Quote every entry word for word.

(Saved data entries)
╔══

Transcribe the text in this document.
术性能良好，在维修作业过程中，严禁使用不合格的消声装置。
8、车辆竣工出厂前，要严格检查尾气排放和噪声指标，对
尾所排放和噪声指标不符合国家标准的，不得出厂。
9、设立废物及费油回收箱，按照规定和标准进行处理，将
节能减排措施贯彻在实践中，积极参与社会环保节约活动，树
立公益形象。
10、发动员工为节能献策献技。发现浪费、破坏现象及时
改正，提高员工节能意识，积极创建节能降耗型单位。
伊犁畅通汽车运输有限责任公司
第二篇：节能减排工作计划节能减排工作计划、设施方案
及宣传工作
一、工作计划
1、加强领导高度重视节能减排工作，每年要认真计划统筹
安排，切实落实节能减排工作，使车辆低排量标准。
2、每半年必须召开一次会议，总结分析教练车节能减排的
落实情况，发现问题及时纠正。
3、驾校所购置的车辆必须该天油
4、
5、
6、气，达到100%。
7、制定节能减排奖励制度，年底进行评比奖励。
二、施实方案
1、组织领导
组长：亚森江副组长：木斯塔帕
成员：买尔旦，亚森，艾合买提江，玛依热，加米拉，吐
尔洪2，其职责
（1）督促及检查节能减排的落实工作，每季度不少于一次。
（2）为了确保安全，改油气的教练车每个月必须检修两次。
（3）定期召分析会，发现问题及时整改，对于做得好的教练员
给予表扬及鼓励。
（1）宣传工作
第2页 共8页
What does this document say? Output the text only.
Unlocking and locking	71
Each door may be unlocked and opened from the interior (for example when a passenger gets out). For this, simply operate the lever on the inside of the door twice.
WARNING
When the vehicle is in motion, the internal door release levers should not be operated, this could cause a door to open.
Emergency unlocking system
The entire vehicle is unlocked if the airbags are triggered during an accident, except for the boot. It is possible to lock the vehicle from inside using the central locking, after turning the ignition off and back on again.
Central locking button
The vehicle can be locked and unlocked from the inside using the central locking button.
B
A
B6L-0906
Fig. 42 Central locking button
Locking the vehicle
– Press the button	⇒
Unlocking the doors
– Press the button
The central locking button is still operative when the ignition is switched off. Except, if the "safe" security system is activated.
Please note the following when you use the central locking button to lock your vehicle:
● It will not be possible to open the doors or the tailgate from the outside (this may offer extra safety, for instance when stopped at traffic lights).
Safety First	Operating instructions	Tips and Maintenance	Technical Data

╚══

THE REPLY:
Transcribe the text in this document.
术性能良好，在维修作业过程中，严禁使用不合格的消声装置。
8、车辆竣工出厂前，要严格检查尾气排放和噪声指标，对
尾所排放和噪声指标不符合国家标准的，不得出厂。
9、设立废物及费油回收箱，按照规定和标准进行处理，将
节能减排措施贯彻在实践中，积极参与社会环保节约活动，树
立公益形象。
10、发动员工为节能献策献技。发现浪费、破坏现象及时
改正，提高员工节能意识，积极创建节能降耗型单位。
伊犁畅通汽车运输有限责任公司
第二篇：节能减排工作计划节能减排工作计划、设施方案
及宣传工作
一、工作计划
1、加强领导高度重视节能减排工作，每年要认真计划统筹
安排，切实落实节能减排工作，使车辆低排量标准。
2、每半年必须召开一次会议，总结分析教练车节能减排的
落实情况，发现问题及时纠正。
3、驾校所购置的车辆必须该天油
4、
5、
6、气，达到100%。
7、制定节能减排奖励制度，年底进行评比奖励。
二、施实方案
1、组织领导
组长：亚森江副组长：木斯塔帕
成员：买尔旦，亚森，艾合买提江，玛依热，加米拉，吐
尔洪2，其职责
（1）督促及检查节能减排的落实工作，每季度不少于一次。
（2）为了确保安全，改油气的教练车每个月必须检修两次。
（3）定期召分析会，发现问题及时整改，对于做得好的教练员
给予表扬及鼓励。
（1）宣传工作
第2页 共8页
What does this document say? Output the text only.
Unlocking and locking	71
Each door may be unlocked and opened from the interior (for example when a passenger gets out). For this, simply operate the lever on the inside of the door twice.
WARNING
When the vehicle is in motion, the internal door release levers should not be operated, this could cause a door to open.
Emergency unlocking system
The entire vehicle is unlocked if the airbags are triggered during an accident, except for the boot. It is possible to lock the vehicle from inside using the central locking, after turning the ignition off and back on again.
Central locking button
The vehicle can be locked and unlocked from the inside using the central locking button.
B
A
B6L-0906
Fig. 42 Central locking button
Locking the vehicle
– Press the button	⇒
Unlocking the doors
– Press the button
The central locking button is still operative when the ignition is switched off. Except, if the "safe" security system is activated.
Please note the following when you use the central locking button to lock your vehicle:
● It will not be possible to open the doors or the tailgate from the outside (this may offer extra safety, for instance when stopped at traffic lights).
Safety First	Operating instructions	Tips and Maintenance	Technical Data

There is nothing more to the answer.